====== Data to use
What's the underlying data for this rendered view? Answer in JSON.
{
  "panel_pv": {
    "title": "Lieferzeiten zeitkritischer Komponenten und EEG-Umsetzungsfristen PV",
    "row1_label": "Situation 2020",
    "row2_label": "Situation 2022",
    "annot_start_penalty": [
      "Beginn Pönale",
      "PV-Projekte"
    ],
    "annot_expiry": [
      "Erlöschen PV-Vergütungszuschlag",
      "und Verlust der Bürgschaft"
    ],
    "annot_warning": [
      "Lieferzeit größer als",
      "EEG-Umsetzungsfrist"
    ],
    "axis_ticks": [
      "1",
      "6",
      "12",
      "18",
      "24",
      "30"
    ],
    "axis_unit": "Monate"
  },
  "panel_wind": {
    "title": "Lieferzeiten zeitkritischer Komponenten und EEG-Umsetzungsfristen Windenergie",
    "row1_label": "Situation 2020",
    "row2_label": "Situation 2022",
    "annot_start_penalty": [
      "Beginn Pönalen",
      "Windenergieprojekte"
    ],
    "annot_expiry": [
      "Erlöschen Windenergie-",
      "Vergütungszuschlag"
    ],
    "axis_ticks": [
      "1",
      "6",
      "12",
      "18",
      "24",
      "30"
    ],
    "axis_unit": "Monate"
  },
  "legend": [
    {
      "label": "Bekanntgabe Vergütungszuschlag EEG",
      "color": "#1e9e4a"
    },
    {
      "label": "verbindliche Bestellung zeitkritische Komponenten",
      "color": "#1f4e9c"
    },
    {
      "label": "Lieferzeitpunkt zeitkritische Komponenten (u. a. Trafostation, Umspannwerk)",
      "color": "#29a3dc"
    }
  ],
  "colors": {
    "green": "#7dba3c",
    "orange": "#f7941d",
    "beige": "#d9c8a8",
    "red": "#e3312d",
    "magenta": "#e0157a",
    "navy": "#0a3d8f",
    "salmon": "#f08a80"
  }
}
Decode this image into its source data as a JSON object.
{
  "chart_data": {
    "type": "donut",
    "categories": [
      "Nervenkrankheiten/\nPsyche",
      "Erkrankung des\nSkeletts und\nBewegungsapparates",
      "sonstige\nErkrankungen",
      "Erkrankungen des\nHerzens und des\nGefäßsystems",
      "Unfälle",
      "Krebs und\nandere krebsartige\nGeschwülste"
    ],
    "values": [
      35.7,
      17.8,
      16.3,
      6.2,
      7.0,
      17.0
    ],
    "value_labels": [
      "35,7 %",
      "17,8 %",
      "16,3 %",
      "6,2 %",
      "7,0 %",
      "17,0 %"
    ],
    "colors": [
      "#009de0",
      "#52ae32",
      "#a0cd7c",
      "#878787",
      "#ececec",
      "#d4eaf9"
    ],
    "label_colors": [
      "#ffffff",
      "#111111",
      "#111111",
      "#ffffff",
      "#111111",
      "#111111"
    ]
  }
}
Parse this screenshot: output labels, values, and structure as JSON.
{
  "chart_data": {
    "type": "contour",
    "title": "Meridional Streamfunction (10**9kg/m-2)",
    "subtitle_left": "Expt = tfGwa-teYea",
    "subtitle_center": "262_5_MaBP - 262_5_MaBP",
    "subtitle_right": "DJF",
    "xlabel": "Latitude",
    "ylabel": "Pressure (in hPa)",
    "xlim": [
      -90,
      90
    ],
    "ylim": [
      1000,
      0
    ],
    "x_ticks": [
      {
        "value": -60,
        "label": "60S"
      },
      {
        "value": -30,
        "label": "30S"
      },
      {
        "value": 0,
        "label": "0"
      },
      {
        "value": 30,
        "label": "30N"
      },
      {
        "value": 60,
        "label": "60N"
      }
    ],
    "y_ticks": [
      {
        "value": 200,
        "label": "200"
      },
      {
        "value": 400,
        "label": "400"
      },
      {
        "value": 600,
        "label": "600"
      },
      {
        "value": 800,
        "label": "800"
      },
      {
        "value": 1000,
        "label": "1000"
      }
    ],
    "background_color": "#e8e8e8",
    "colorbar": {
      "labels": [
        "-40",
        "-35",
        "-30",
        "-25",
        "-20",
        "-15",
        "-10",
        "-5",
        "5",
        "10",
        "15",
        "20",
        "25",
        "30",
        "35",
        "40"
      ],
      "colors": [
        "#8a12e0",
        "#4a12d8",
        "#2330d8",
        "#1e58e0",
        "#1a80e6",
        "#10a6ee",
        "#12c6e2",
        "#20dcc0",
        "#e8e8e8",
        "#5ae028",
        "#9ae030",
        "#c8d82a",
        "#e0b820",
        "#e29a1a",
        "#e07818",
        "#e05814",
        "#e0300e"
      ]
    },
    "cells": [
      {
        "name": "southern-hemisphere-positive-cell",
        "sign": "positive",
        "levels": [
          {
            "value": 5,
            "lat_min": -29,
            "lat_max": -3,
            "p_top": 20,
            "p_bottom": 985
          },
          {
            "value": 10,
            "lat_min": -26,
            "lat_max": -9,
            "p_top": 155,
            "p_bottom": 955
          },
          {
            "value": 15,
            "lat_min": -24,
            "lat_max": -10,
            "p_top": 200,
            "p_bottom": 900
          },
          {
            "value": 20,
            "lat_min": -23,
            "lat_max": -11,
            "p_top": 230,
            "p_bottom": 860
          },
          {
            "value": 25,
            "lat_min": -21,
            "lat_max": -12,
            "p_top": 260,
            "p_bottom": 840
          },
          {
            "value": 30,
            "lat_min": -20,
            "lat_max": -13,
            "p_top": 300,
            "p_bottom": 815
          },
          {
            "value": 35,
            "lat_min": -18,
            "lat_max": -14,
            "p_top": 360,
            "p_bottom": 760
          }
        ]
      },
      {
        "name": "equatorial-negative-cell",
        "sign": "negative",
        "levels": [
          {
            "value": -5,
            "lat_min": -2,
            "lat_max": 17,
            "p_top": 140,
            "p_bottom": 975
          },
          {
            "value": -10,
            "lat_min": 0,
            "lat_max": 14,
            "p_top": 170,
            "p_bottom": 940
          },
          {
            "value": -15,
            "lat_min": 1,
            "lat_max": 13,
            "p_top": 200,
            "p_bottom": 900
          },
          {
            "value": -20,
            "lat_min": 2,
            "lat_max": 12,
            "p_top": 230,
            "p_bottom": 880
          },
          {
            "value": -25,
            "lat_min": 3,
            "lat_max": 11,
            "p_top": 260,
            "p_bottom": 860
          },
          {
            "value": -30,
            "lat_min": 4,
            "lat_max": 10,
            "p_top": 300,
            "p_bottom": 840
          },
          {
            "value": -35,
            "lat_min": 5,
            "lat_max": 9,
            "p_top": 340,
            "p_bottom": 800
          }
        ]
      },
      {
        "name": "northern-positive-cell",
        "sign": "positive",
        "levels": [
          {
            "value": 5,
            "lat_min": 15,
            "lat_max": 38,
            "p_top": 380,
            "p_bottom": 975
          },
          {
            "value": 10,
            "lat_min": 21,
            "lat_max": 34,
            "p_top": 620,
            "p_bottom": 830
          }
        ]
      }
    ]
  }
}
============
§ **Job**
Every entry should be output exactly as written, please.

§ **Full solution**
What's the underlying data for this rendered view? Answer in JSON.
{
  "panel_pv": {
    "title": "Lieferzeiten zeitkritischer Komponenten und EEG-Umsetzungsfristen PV",
    "row1_label": "Situation 2020",
    "row2_label": "Situation 2022",
    "annot_start_penalty": [
      "Beginn Pönale",
      "PV-Projekte"
    ],
    "annot_expiry": [
      "Erlöschen PV-Vergütungszuschlag",
      "und Verlust der Bürgschaft"
    ],
    "annot_warning": [
      "Lieferzeit größer als",
      "EEG-Umsetzungsfrist"
    ],
    "axis_ticks": [
      "1",
      "6",
      "12",
      "18",
      "24",
      "30"
    ],
    "axis_unit": "Monate"
  },
  "panel_wind": {
    "title": "Lieferzeiten zeitkritischer Komponenten und EEG-Umsetzungsfristen Windenergie",
    "row1_label": "Situation 2020",
    "row2_label": "Situation 2022",
    "annot_start_penalty": [
      "Beginn Pönalen",
      "Windenergieprojekte"
    ],
    "annot_expiry": [
      "Erlöschen Windenergie-",
      "Vergütungszuschlag"
    ],
    "axis_ticks": [
      "1",
      "6",
      "12",
      "18",
      "24",
      "30"
    ],
    "axis_unit": "Monate"
  },
  "legend": [
    {
      "label": "Bekanntgabe Vergütungszuschlag EEG",
      "color": "#1e9e4a"
    },
    {
      "label": "verbindliche Bestellung zeitkritische Komponenten",
      "color": "#1f4e9c"
    },
    {
      "label": "Lieferzeitpunkt zeitkritische Komponenten (u. a. Trafostation, Umspannwerk)",
      "color": "#29a3dc"
    }
  ],
  "colors": {
    "green": "#7dba3c",
    "orange": "#f7941d",
    "beige": "#d9c8a8",
    "red": "#e3312d",
    "magenta": "#e0157a",
    "navy": "#0a3d8f",
    "salmon": "#f08a80"
  }
}
Decode this image into its source data as a JSON object.
{
  "chart_data": {
    "type": "donut",
    "categories": [
      "Nervenkrankheiten/\nPsyche",
      "Erkrankung des\nSkeletts und\nBewegungsapparates",
      "sonstige\nErkrankungen",
      "Erkrankungen des\nHerzens und des\nGefäßsystems",
      "Unfälle",
      "Krebs und\nandere krebsartige\nGeschwülste"
    ],
    "values": [
      35.7,
      17.8,
      16.3,
      6.2,
      7.0,
      17.0
    ],
    "value_labels": [
      "35,7 %",
      "17,8 %",
      "16,3 %",
      "6,2 %",
      "7,0 %",
      "17,0 %"
    ],
    "colors": [
      "#009de0",
      "#52ae32",
      "#a0cd7c",
      "#878787",
      "#ececec",
      "#d4eaf9"
    ],
    "label_colors": [
      "#ffffff",
      "#111111",
      "#111111",
      "#ffffff",
      "#111111",
      "#111111"
    ]
  }
}
Parse this screenshot: output labels, values, and structure as JSON.
{
  "chart_data": {
    "type": "contour",
    "title": "Meridional Streamfunction (10**9kg/m-2)",
    "subtitle_left": "Expt = tfGwa-teYea",
    "subtitle_center": "262_5_MaBP - 262_5_MaBP",
    "subtitle_right": "DJF",
    "xlabel": "Latitude",
    "ylabel": "Pressure (in hPa)",
    "xlim": [
      -90,
      90
    ],
    "ylim": [
      1000,
      0
    ],
    "x_ticks": [
      {
        "value": -60,
        "label": "60S"
      },
      {
        "value": -30,
        "label": "30S"
      },
      {
        "value": 0,
        "label": "0"
      },
      {
        "value": 30,
        "label": "30N"
      },
      {
        "value": 60,
        "label": "60N"
      }
    ],
    "y_ticks": [
      {
        "value": 200,
        "label": "200"
      },
      {
        "value": 400,
        "label": "400"
      },
      {
        "value": 600,
        "label": "600"
      },
      {
        "value": 800,
        "label": "800"
      },
      {
        "value": 1000,
        "label": "1000"
      }
    ],
    "background_color": "#e8e8e8",
    "colorbar": {
      "labels": [
        "-40",
        "-35",
        "-30",
        "-25",
        "-20",
        "-15",
        "-10",
        "-5",
        "5",
        "10",
        "15",
        "20",
        "25",
        "30",
        "35",
        "40"
      ],
      "colors": [
        "#8a12e0",
        "#4a12d8",
        "#2330d8",
        "#1e58e0",
        "#1a80e6",
        "#10a6ee",
        "#12c6e2",
        "#20dcc0",
        "#e8e8e8",
        "#5ae028",
        "#9ae030",
        "#c8d82a",
        "#e0b820",
        "#e29a1a",
        "#e07818",
        "#e05814",
        "#e0300e"
      ]
    },
    "cells": [
      {
        "name": "southern-hemisphere-positive-cell",
        "sign": "positive",
        "levels": [
          {
            "value": 5,
            "lat_min": -29,
            "lat_max": -3,
            "p_top": 20,
            "p_bottom": 985
          },
          {
            "value": 10,
            "lat_min": -26,
            "lat_max": -9,
            "p_top": 155,
            "p_bottom": 955
          },
          {
            "value": 15,
            "lat_min": -24,
            "lat_max": -10,
            "p_top": 200,
            "p_bottom": 900
          },
          {
            "value": 20,
            "lat_min": -23,
            "lat_max": -11,
            "p_top": 230,
            "p_bottom": 860
          },
          {
            "value": 25,
            "lat_min": -21,
            "lat_max": -12,
            "p_top": 260,
            "p_bottom": 840
          },
          {
            "value": 30,
            "lat_min": -20,
            "lat_max": -13,
            "p_top": 300,
            "p_bottom": 815
          },
          {
            "value": 35,
            "lat_min": -18,
            "lat_max": -14,
            "p_top": 360,
            "p_bottom": 760
          }
        ]
      },
      {
        "name": "equatorial-negative-cell",
        "sign": "negative",
        "levels": [
          {
            "value": -5,
            "lat_min": -2,
            "lat_max": 17,
            "p_top": 140,
            "p_bottom": 975
          },
          {
            "value": -10,
            "lat_min": 0,
            "lat_max": 14,
            "p_top": 170,
            "p_bottom": 940
          },
          {
            "value": -15,
            "lat_min": 1,
            "lat_max": 13,
            "p_top": 200,
            "p_bottom": 900
          },
          {
            "value": -20,
            "lat_min": 2,
            "lat_max": 12,
            "p_top": 230,
            "p_bottom": 880
          },
          {
            "value": -25,
            "lat_min": 3,
            "lat_max": 11,
            "p_top": 260,
            "p_bottom": 860
          },
          {
            "value": -30,
            "lat_min": 4,
            "lat_max": 10,
            "p_top": 300,
            "p_bottom": 840
          },
          {
            "value": -35,
            "lat_min": 5,
            "lat_max": 9,
            "p_top": 340,
            "p_bottom": 800
          }
        ]
      },
      {
        "name": "northern-positive-cell",
        "sign": "positive",
        "levels": [
          {
            "value": 5,
            "lat_min": 15,
            "lat_max": 38,
            "p_top": 380,
            "p_bottom": 975
          },
          {
            "value": 10,
            "lat_min": 21,
            "lat_max": 34,
            "p_top": 620,
            "p_bottom": 830
          }
        ]
      }
    ]
  }
}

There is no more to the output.